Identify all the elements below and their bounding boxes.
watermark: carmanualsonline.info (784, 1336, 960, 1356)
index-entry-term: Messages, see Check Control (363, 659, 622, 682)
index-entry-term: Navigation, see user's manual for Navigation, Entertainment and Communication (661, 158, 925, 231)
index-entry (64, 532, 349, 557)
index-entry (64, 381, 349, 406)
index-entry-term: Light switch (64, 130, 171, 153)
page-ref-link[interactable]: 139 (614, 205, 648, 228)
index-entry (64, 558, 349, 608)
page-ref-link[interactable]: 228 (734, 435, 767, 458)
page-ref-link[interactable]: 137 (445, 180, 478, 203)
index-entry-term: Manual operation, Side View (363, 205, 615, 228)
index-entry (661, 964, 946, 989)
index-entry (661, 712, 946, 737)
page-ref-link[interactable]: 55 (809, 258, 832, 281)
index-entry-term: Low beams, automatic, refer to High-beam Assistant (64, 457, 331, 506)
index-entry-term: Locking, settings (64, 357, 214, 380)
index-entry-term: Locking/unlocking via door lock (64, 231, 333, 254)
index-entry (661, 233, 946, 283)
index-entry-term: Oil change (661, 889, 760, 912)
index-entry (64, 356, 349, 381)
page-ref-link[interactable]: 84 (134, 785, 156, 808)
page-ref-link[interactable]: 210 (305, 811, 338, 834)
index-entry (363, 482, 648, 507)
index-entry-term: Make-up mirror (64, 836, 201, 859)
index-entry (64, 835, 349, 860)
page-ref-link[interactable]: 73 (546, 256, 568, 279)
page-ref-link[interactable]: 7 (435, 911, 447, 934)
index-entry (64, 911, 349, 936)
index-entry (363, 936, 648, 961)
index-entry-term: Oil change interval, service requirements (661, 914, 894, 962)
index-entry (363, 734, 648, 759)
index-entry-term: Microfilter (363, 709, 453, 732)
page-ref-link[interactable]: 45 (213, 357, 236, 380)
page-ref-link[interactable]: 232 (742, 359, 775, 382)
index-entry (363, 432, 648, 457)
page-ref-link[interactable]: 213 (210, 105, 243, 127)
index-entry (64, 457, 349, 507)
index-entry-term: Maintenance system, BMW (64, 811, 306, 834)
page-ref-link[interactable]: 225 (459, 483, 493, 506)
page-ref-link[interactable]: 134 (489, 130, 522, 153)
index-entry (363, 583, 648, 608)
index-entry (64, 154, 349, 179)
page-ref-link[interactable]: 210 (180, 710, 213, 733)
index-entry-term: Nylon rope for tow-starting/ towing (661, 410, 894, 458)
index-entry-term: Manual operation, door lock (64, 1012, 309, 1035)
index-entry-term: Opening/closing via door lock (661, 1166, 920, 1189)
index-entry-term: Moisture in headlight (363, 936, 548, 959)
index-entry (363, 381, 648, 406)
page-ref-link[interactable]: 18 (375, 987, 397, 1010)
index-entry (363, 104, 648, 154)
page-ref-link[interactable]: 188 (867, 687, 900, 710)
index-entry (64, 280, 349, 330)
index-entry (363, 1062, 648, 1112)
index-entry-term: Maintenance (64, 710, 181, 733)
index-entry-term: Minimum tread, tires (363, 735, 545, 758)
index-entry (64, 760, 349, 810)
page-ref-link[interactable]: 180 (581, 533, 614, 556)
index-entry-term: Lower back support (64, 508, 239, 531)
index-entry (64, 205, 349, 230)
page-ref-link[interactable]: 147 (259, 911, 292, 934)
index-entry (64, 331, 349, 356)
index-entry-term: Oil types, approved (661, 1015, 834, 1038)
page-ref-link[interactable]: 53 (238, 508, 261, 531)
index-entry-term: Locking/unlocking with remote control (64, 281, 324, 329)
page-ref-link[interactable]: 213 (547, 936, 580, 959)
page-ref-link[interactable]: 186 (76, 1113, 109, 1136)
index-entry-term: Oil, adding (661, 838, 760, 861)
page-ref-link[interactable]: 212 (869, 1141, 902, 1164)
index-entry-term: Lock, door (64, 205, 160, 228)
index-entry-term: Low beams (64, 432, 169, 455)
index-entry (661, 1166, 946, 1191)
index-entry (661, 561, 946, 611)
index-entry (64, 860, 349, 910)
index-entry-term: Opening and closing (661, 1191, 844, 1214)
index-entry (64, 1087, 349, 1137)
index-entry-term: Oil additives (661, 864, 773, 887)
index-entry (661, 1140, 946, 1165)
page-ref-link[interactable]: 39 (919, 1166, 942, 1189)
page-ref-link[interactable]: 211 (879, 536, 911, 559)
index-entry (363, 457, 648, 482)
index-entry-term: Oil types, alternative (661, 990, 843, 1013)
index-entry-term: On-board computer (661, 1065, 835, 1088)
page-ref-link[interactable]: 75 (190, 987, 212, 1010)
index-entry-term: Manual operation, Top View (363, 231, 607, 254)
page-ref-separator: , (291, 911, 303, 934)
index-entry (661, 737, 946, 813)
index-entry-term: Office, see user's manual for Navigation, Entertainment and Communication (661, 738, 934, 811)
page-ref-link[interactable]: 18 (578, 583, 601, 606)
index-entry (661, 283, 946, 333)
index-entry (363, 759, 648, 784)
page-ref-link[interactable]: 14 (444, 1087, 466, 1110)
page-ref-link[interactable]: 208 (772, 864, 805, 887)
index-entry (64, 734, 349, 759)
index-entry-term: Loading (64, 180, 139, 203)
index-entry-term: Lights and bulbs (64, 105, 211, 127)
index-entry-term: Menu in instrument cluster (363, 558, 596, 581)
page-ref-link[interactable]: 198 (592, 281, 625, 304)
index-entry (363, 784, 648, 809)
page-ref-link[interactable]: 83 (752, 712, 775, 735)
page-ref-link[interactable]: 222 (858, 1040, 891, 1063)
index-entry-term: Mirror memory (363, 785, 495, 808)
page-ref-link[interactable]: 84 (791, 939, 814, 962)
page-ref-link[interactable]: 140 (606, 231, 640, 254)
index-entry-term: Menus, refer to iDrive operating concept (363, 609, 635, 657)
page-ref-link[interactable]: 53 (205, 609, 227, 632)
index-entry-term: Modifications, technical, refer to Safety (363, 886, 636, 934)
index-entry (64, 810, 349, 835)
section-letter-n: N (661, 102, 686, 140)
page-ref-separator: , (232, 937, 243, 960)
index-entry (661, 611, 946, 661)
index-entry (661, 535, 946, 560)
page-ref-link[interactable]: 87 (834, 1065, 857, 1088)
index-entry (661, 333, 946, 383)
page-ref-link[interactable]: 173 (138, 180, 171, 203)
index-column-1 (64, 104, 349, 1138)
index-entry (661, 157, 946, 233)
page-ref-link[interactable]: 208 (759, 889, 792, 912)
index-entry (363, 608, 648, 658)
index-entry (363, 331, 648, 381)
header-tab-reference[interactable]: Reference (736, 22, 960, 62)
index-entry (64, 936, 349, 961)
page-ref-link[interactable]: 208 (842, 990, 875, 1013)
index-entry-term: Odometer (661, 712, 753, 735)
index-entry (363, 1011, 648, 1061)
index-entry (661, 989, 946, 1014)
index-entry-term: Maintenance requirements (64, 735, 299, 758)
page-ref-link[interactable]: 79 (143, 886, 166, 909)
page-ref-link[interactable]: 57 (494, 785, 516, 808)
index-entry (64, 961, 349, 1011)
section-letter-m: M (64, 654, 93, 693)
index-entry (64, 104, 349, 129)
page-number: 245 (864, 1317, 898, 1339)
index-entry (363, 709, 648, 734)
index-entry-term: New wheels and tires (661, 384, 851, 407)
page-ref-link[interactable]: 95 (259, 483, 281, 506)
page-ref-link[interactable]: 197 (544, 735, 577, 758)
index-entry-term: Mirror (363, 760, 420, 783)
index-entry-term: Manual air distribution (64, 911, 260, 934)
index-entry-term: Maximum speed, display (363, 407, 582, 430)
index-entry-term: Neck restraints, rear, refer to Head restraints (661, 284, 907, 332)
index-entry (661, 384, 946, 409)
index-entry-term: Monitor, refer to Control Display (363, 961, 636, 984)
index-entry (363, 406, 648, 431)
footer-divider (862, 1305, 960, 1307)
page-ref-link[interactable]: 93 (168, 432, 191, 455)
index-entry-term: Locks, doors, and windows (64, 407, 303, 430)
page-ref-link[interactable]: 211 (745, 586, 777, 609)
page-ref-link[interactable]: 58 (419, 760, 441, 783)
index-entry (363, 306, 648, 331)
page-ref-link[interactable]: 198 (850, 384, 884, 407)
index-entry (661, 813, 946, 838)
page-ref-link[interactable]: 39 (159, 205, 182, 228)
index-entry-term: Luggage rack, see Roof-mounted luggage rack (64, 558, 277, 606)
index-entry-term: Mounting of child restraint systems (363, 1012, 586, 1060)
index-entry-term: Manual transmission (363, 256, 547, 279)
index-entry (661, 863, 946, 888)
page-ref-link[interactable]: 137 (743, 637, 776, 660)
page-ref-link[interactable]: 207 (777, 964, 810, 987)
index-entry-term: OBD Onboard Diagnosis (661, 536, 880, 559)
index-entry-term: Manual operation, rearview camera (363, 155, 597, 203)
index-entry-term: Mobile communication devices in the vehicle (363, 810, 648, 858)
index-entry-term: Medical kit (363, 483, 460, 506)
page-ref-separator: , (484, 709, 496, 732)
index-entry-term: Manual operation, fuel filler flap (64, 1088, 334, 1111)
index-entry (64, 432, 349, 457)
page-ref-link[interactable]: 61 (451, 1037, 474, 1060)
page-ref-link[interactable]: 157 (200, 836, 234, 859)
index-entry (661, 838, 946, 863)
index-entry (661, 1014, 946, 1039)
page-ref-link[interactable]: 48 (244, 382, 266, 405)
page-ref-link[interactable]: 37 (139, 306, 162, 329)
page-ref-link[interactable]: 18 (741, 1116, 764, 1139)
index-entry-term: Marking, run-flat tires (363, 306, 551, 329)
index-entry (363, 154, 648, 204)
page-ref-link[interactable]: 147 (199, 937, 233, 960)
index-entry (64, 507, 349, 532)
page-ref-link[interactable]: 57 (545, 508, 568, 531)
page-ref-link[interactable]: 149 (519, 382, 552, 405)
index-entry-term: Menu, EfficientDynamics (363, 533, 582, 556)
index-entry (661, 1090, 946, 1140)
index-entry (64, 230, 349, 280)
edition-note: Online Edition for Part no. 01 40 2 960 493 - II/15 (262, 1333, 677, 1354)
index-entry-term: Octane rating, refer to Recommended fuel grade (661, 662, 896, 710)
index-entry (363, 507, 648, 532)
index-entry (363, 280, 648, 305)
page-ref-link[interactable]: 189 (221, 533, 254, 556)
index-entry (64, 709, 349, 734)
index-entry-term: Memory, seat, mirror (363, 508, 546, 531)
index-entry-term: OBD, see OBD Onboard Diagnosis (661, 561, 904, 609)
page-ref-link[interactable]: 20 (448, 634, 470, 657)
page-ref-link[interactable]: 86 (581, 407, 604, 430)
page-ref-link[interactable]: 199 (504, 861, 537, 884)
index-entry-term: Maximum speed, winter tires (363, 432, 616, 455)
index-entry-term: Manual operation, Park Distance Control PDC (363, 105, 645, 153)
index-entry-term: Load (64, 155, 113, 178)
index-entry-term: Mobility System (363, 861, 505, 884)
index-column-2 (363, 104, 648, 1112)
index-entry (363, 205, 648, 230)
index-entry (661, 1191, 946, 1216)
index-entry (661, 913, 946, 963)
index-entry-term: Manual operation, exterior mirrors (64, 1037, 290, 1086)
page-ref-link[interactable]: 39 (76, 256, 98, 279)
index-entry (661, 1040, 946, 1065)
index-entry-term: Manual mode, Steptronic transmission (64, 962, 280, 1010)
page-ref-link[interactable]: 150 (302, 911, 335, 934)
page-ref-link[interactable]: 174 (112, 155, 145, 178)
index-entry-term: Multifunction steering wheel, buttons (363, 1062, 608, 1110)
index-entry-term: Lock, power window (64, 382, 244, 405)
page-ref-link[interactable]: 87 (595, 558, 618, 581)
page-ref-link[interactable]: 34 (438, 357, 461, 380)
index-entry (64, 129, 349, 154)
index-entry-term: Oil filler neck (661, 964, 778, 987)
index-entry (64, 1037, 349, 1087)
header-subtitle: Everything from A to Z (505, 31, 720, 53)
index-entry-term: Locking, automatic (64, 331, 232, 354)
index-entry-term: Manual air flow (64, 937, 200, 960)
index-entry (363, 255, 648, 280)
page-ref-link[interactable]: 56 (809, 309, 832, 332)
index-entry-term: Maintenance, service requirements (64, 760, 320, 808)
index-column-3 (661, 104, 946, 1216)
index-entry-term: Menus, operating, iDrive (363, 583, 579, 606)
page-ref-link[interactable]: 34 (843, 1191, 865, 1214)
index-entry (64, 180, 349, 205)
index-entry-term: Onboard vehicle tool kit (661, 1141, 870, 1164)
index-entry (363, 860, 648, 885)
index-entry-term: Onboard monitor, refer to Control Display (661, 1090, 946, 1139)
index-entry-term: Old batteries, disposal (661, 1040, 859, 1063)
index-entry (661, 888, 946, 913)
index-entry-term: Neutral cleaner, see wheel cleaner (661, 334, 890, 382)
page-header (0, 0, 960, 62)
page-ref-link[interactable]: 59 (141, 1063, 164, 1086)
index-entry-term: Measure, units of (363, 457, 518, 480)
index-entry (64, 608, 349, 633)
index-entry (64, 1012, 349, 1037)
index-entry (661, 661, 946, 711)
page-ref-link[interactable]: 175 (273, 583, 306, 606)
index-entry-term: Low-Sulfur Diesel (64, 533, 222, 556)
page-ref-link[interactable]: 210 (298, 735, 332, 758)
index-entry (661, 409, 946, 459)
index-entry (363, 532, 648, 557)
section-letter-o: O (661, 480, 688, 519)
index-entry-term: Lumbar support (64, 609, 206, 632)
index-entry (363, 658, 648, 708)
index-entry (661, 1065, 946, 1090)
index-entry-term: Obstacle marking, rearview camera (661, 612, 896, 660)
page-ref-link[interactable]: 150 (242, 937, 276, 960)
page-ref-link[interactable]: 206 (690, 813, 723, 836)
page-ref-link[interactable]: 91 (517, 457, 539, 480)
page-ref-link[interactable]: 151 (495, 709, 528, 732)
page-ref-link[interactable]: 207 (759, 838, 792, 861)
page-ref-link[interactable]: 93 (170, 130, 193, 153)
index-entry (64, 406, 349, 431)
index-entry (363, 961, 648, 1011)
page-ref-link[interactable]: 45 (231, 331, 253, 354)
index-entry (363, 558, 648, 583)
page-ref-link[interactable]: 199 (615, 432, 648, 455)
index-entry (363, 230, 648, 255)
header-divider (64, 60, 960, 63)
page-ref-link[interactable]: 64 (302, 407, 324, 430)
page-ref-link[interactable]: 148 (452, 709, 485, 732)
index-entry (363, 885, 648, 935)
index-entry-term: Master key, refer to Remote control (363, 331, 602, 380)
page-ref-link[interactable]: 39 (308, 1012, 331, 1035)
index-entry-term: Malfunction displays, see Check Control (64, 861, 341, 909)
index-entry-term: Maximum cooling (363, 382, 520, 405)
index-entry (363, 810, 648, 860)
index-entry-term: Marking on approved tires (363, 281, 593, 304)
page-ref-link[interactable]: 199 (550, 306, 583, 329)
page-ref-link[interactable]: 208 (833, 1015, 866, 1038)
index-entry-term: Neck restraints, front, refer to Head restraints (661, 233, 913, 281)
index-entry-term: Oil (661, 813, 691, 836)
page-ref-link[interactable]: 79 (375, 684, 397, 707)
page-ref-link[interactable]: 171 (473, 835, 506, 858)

_Aim of the task_: Extract every line from the start of the material down to the line containing "index-entry-term: Oil change (661, 889, 760, 912)", both included, and reproduce them without any change.

_The solution_:
Identify all the elements below and their bounding boxes.
watermark: carmanualsonline.info (784, 1336, 960, 1356)
index-entry-term: Messages, see Check Control (363, 659, 622, 682)
index-entry-term: Navigation, see user's manual for Navigation, Entertainment and Communication (661, 158, 925, 231)
index-entry (64, 532, 349, 557)
index-entry (64, 381, 349, 406)
index-entry-term: Light switch (64, 130, 171, 153)
page-ref-link[interactable]: 139 (614, 205, 648, 228)
index-entry (64, 558, 349, 608)
page-ref-link[interactable]: 228 (734, 435, 767, 458)
page-ref-link[interactable]: 137 (445, 180, 478, 203)
index-entry-term: Manual operation, Side View (363, 205, 615, 228)
index-entry (661, 964, 946, 989)
index-entry (661, 712, 946, 737)
page-ref-link[interactable]: 55 (809, 258, 832, 281)
index-entry-term: Low beams, automatic, refer to High-beam Assistant (64, 457, 331, 506)
index-entry-term: Locking, settings (64, 357, 214, 380)
index-entry-term: Locking/unlocking via door lock (64, 231, 333, 254)
index-entry (661, 233, 946, 283)
index-entry-term: Oil change (661, 889, 760, 912)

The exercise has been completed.